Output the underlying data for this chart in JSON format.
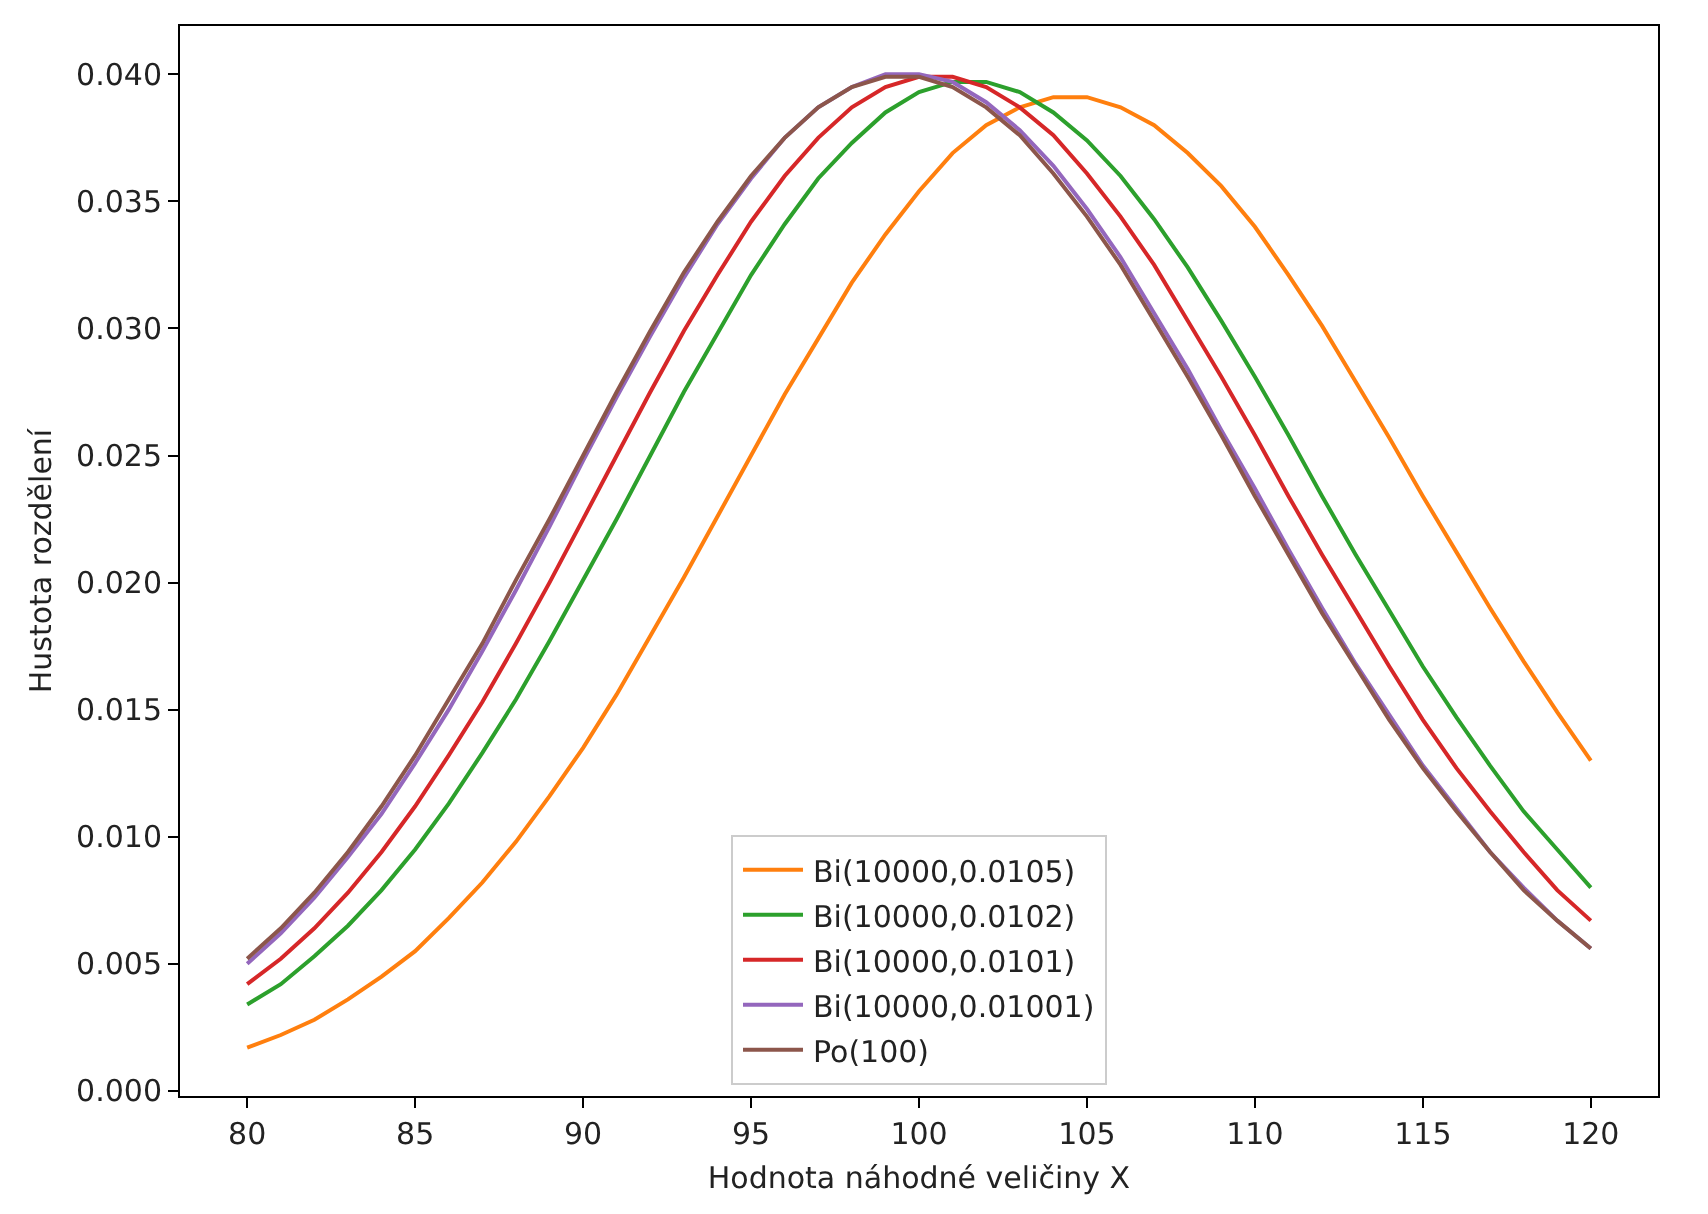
{
  "chart_data": {
    "type": "line",
    "xlabel": "Hodnota náhodné veličiny X",
    "ylabel": "Hustota rozdělení",
    "x": [
      80,
      81,
      82,
      83,
      84,
      85,
      86,
      87,
      88,
      89,
      90,
      91,
      92,
      93,
      94,
      95,
      96,
      97,
      98,
      99,
      100,
      101,
      102,
      103,
      104,
      105,
      106,
      107,
      108,
      109,
      110,
      111,
      112,
      113,
      114,
      115,
      116,
      117,
      118,
      119,
      120
    ],
    "series": [
      {
        "name": "Bi(10000,0.0105)",
        "color": "#ff7f0e",
        "values": [
          0.0017,
          0.0022,
          0.0028,
          0.0036,
          0.0045,
          0.0055,
          0.0068,
          0.0082,
          0.0098,
          0.0116,
          0.0135,
          0.0156,
          0.0179,
          0.0202,
          0.0226,
          0.025,
          0.0274,
          0.0296,
          0.0318,
          0.0337,
          0.0354,
          0.0369,
          0.038,
          0.0387,
          0.0391,
          0.0391,
          0.0387,
          0.038,
          0.0369,
          0.0356,
          0.034,
          0.0321,
          0.0301,
          0.0279,
          0.0257,
          0.0234,
          0.0212,
          0.019,
          0.0169,
          0.0149,
          0.013
        ]
      },
      {
        "name": "Bi(10000,0.0102)",
        "color": "#2ca02c",
        "values": [
          0.0034,
          0.0042,
          0.0053,
          0.0065,
          0.0079,
          0.0095,
          0.0113,
          0.0133,
          0.0154,
          0.0177,
          0.0201,
          0.0225,
          0.025,
          0.0275,
          0.0298,
          0.0321,
          0.0341,
          0.0359,
          0.0373,
          0.0385,
          0.0393,
          0.0397,
          0.0397,
          0.0393,
          0.0385,
          0.0374,
          0.036,
          0.0343,
          0.0324,
          0.0303,
          0.0281,
          0.0258,
          0.0234,
          0.0211,
          0.0189,
          0.0167,
          0.0147,
          0.0128,
          0.011,
          0.0095,
          0.008
        ]
      },
      {
        "name": "Bi(10000,0.0101)",
        "color": "#d62728",
        "values": [
          0.0042,
          0.0052,
          0.0064,
          0.0078,
          0.0094,
          0.0112,
          0.0132,
          0.0153,
          0.0176,
          0.02,
          0.0225,
          0.025,
          0.0275,
          0.0299,
          0.0321,
          0.0342,
          0.036,
          0.0375,
          0.0387,
          0.0395,
          0.0399,
          0.0399,
          0.0395,
          0.0387,
          0.0376,
          0.0361,
          0.0344,
          0.0325,
          0.0303,
          0.0281,
          0.0258,
          0.0234,
          0.0211,
          0.0189,
          0.0167,
          0.0146,
          0.0127,
          0.011,
          0.0094,
          0.0079,
          0.0067
        ]
      },
      {
        "name": "Bi(10000,0.01001)",
        "color": "#9467bd",
        "values": [
          0.005,
          0.0062,
          0.0076,
          0.0092,
          0.0109,
          0.0129,
          0.015,
          0.0173,
          0.0197,
          0.0222,
          0.0248,
          0.0273,
          0.0297,
          0.032,
          0.0341,
          0.0359,
          0.0375,
          0.0387,
          0.0395,
          0.04,
          0.04,
          0.0397,
          0.0389,
          0.0378,
          0.0364,
          0.0347,
          0.0328,
          0.0306,
          0.0284,
          0.026,
          0.0237,
          0.0213,
          0.019,
          0.0168,
          0.0148,
          0.0128,
          0.0111,
          0.0094,
          0.008,
          0.0067,
          0.0056
        ]
      },
      {
        "name": "Po(100)",
        "color": "#8c564b",
        "values": [
          0.0052,
          0.0064,
          0.0078,
          0.0094,
          0.0112,
          0.0132,
          0.0154,
          0.0176,
          0.0201,
          0.0225,
          0.025,
          0.0275,
          0.0299,
          0.0322,
          0.0342,
          0.036,
          0.0375,
          0.0387,
          0.0395,
          0.0399,
          0.0399,
          0.0395,
          0.0387,
          0.0376,
          0.0361,
          0.0344,
          0.0325,
          0.0303,
          0.0281,
          0.0258,
          0.0234,
          0.0211,
          0.0188,
          0.0167,
          0.0146,
          0.0127,
          0.011,
          0.0094,
          0.0079,
          0.0067,
          0.0056
        ]
      }
    ],
    "xlim": [
      78,
      122
    ],
    "xticks": [
      80,
      85,
      90,
      95,
      100,
      105,
      110,
      115,
      120
    ],
    "ylim": [
      -0.0002,
      0.0419
    ],
    "yticks": [
      {
        "value": 0,
        "label": "0.000"
      },
      {
        "value": 0.005,
        "label": "0.005"
      },
      {
        "value": 0.01,
        "label": "0.010"
      },
      {
        "value": 0.015,
        "label": "0.015"
      },
      {
        "value": 0.02,
        "label": "0.020"
      },
      {
        "value": 0.025,
        "label": "0.025"
      },
      {
        "value": 0.03,
        "label": "0.030"
      },
      {
        "value": 0.035,
        "label": "0.035"
      },
      {
        "value": 0.04,
        "label": "0.040"
      }
    ],
    "legend": "bottom",
    "marker": "none",
    "line_style": "solid"
  }
}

★ ★ ★ ★ ★

• Instructions for the task:
Find and copy every line in the entries above where the string "color" occurs.

• Exercise response:
        "color": "#ff7f0e",
        "color": "#2ca02c",
        "color": "#d62728",
        "color": "#9467bd",
        "color": "#8c564b",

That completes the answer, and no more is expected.